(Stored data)
+ + + + +
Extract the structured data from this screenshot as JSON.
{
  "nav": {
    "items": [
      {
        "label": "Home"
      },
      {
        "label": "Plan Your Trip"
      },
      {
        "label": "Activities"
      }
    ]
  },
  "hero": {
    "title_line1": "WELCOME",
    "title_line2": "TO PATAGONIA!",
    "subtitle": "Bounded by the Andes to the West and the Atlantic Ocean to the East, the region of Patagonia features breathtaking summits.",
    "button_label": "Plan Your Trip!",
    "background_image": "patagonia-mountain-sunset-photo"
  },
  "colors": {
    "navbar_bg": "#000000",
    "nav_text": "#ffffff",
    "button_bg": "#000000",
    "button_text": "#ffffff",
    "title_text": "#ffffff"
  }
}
+ + + + +
#### [The problem]
Write an exact transcription of every entry above.

#### [Answer for the task]
Extract the structured data from this screenshot as JSON.
{
  "nav": {
    "items": [
      {
        "label": "Home"
      },
      {
        "label": "Plan Your Trip"
      },
      {
        "label": "Activities"
      }
    ]
  },
  "hero": {
    "title_line1": "WELCOME",
    "title_line2": "TO PATAGONIA!",
    "subtitle": "Bounded by the Andes to the West and the Atlantic Ocean to the East, the region of Patagonia features breathtaking summits.",
    "button_label": "Plan Your Trip!",
    "background_image": "patagonia-mountain-sunset-photo"
  },
  "colors": {
    "navbar_bg": "#000000",
    "nav_text": "#ffffff",
    "button_bg": "#000000",
    "button_text": "#ffffff",
    "title_text": "#ffffff"
  }
}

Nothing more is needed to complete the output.